_Data entries_:
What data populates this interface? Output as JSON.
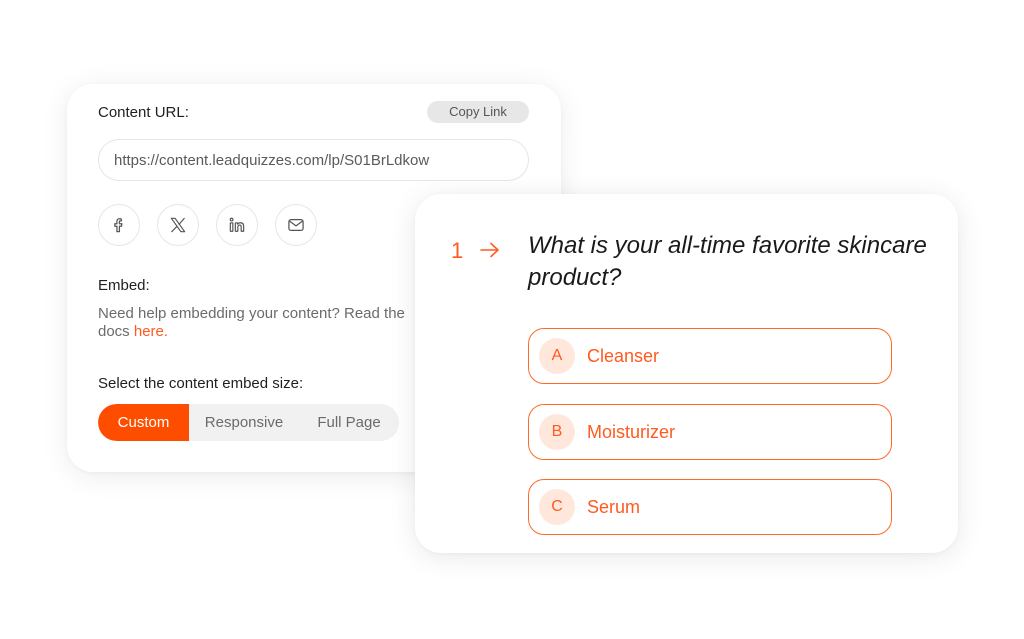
{
  "share": {
    "content_url_label": "Content URL:",
    "copy_link_label": "Copy Link",
    "url_value": "https://content.leadquizzes.com/lp/S01BrLdkow",
    "social": [
      {
        "icon": "facebook-icon"
      },
      {
        "icon": "x-twitter-icon"
      },
      {
        "icon": "linkedin-icon"
      },
      {
        "icon": "email-icon"
      }
    ],
    "embed_label": "Embed:",
    "embed_help_text": "Need help embedding your content? Read the docs ",
    "embed_help_link": "here.",
    "size_label": "Select the content embed size:",
    "size_options": [
      "Custom",
      "Responsive",
      "Full Page"
    ],
    "selected_size": "Custom"
  },
  "quiz": {
    "question_number": "1",
    "question_text": "What is your all-time favorite skincare product?",
    "answers": [
      {
        "key": "A",
        "label": "Cleanser"
      },
      {
        "key": "B",
        "label": "Moisturizer"
      },
      {
        "key": "C",
        "label": "Serum"
      }
    ]
  },
  "colors": {
    "accent": "#ff4d00",
    "accent_soft": "#ffe7dc",
    "text_dark": "#1f1f1f",
    "text_muted": "#6b6b6b"
  }
}
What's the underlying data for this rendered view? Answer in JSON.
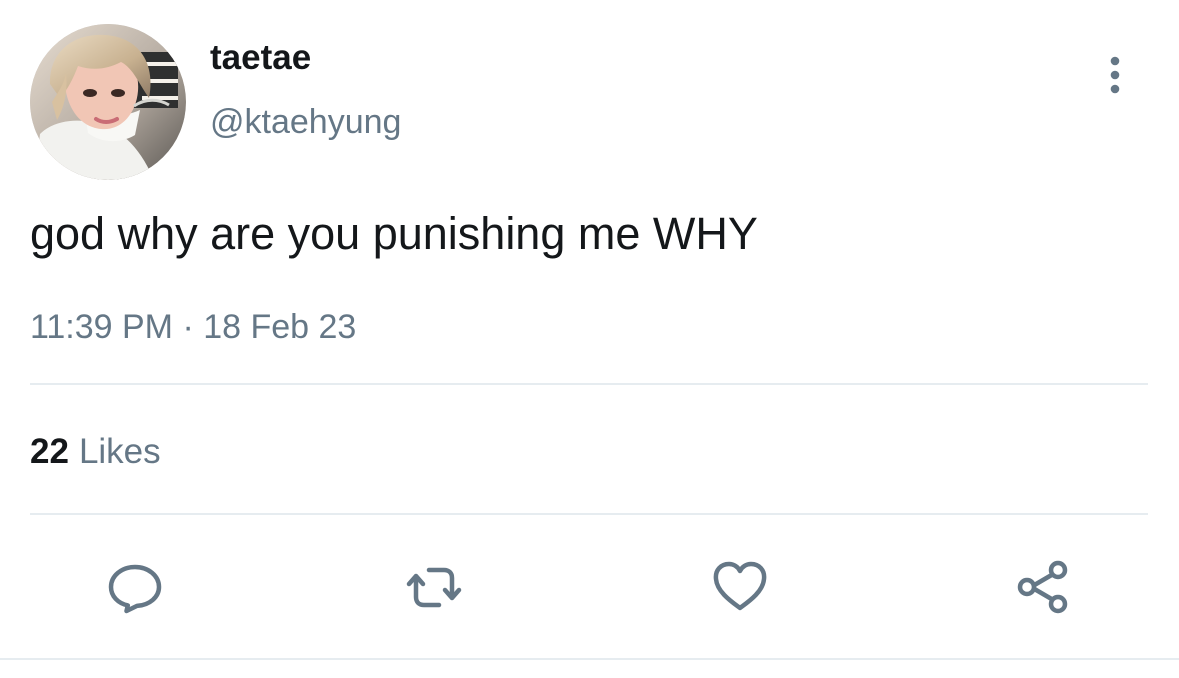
{
  "tweet": {
    "author": {
      "display_name": "taetae",
      "handle": "@ktaehyung"
    },
    "text": "god why are you punishing me WHY",
    "timestamp": "11:39 PM · 18 Feb 23",
    "likes": {
      "count": "22",
      "label": "Likes"
    }
  },
  "actions": {
    "reply_icon": "comment-icon",
    "retweet_icon": "retweet-icon",
    "like_icon": "heart-icon",
    "share_icon": "share-icon",
    "more_icon": "vertical-dots-icon"
  },
  "colors": {
    "primary_text": "#14171a",
    "secondary_text": "#657786",
    "divider": "#e6ecf0",
    "icon": "#657786",
    "background": "#ffffff"
  }
}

_Exercise_:
All the records need to be repeated exactly, with the images dropped.

_Task output_:
What data populates this interface? Output as JSON.
{
  "share": {
    "content_url_label": "Content URL:",
    "copy_link_label": "Copy Link",
    "url_value": "https://content.leadquizzes.com/lp/S01BrLdkow",
    "social": [
      {
        "icon": "facebook-icon"
      },
      {
        "icon": "x-twitter-icon"
      },
      {
        "icon": "linkedin-icon"
      },
      {
        "icon": "email-icon"
      }
    ],
    "embed_label": "Embed:",
    "embed_help_text": "Need help embedding your content? Read the docs ",
    "embed_help_link": "here.",
    "size_label": "Select the content embed size:",
    "size_options": [
      "Custom",
      "Responsive",
      "Full Page"
    ],
    "selected_size": "Custom"
  },
  "quiz": {
    "question_number": "1",
    "question_text": "What is your all-time favorite skincare product?",
    "answers": [
      {
        "key": "A",
        "label": "Cleanser"
      },
      {
        "key": "B",
        "label": "Moisturizer"
      },
      {
        "key": "C",
        "label": "Serum"
      }
    ]
  },
  "colors": {
    "accent": "#ff4d00",
    "accent_soft": "#ffe7dc",
    "text_dark": "#1f1f1f",
    "text_muted": "#6b6b6b"
  }
}
What's the underlying data for this rendered view? Answer in JSON.
{
  "tweet": {
    "author": {
      "display_name": "taetae",
      "handle": "@ktaehyung"
    },
    "text": "god why are you punishing me WHY",
    "timestamp": "11:39 PM · 18 Feb 23",
    "likes": {
      "count": "22",
      "label": "Likes"
    }
  },
  "actions": {
    "reply_icon": "comment-icon",
    "retweet_icon": "retweet-icon",
    "like_icon": "heart-icon",
    "share_icon": "share-icon",
    "more_icon": "vertical-dots-icon"
  },
  "colors": {
    "primary_text": "#14171a",
    "secondary_text": "#657786",
    "divider": "#e6ecf0",
    "icon": "#657786",
    "background": "#ffffff"
  }
}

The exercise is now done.